Texto para leer:
((

Yo mismo soy un ejemplo.
-Los centros asturianos ¿qué papel juegan en estos momentos?
-Son centros que surgieron con un sentido de acogida,
de comunicación, de asistencia social. Promovían la repetición de
unos valores tradicionales que la audiencia pedía en esos momentos.
Muchos de estos valores en el mundo de hoy ya no tienen sentido. Las
tradiciones sí, por supuesto, pero no lo del retorno y la nostalgia.
¿Quién no viene a Asturias dos o tres veces al año? Ya no puede
haber ese sentido de la patria perdida, o la Asturias idealizada.
-La cultura asturiana tiene su hueco dentro de la cultura hispana.
¿Qué está aportando?

))

Registros de un conjunto de datos
((

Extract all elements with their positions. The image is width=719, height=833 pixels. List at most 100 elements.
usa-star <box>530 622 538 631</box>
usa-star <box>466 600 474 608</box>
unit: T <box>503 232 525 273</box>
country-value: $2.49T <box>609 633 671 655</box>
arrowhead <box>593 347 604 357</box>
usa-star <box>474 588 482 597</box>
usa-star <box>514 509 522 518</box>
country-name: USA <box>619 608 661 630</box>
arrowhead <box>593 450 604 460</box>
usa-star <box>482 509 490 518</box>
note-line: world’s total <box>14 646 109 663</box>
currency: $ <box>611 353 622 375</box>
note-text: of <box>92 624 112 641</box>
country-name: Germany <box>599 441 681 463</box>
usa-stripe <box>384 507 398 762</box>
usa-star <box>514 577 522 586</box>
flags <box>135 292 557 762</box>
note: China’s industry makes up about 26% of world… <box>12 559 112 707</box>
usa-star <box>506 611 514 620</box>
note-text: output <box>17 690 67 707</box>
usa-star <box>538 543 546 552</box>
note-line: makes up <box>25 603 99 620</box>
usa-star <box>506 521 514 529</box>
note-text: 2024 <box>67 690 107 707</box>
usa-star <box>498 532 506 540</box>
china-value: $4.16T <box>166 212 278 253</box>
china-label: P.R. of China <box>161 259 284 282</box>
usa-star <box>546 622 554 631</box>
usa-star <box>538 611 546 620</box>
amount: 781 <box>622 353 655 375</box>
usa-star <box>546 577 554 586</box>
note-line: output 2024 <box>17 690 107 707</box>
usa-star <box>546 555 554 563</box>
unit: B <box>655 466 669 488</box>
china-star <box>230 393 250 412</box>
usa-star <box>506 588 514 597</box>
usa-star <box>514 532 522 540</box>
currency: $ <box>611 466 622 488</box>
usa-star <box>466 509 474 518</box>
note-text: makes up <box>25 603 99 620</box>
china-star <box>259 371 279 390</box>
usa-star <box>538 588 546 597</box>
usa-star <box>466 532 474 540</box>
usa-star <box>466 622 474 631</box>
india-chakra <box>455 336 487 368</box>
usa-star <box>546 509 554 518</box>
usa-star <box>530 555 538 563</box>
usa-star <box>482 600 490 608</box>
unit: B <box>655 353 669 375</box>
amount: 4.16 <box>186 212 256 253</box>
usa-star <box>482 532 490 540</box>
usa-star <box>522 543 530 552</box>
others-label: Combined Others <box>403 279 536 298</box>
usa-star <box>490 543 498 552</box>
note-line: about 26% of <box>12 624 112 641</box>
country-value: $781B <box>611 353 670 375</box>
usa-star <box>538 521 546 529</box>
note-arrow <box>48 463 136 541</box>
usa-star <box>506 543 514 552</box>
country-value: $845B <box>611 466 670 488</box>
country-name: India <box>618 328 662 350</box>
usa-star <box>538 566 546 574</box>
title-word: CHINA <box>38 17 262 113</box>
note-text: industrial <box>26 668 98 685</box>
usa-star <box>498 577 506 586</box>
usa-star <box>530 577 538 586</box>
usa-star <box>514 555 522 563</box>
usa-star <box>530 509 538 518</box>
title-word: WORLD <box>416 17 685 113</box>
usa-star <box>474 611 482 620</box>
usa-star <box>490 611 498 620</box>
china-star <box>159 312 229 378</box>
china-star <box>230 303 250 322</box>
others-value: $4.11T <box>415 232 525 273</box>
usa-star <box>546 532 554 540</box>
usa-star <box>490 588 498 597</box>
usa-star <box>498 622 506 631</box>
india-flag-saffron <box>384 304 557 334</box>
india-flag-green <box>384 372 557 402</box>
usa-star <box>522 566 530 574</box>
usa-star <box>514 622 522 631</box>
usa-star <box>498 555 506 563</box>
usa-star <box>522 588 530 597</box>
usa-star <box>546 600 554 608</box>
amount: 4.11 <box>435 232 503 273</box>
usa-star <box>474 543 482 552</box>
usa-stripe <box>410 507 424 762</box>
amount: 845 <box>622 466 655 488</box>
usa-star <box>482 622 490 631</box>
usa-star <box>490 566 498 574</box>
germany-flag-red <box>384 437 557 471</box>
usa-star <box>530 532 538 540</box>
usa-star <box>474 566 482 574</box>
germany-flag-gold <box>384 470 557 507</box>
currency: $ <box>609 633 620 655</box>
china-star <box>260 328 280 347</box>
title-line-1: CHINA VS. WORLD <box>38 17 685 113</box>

))

Qué harás:
1. Reproduce el pasaje del texto que comienza en las palabras "-Los centros asturianos" y termina después de "en esos momentos.".
2. Responde a estas preguntas sobre el texto:
(a) ¿Con qué sentido surgieron los centros asturianos?
(b) ¿Cuántas veces al año se dice que viene cualquiera a Asturias?
(c) ¿Dentro de qué cultura tiene su hueco la cultura asturiana?
Las filas son material aparte e independiente del texto.

Respuestas:
1.
-Los centros asturianos ¿qué papel juegan en estos momentos?
-Son centros que surgieron con un sentido de acogida,
de comunicación, de asistencia social. Promovían la repetición de
unos valores tradicionales que la audiencia pedía en esos momentos.

2.
(a) Con un sentido de acogida, de comunicación y de asistencia social.
(b) Dos o tres veces al año.
(c) Dentro de la cultura hispana.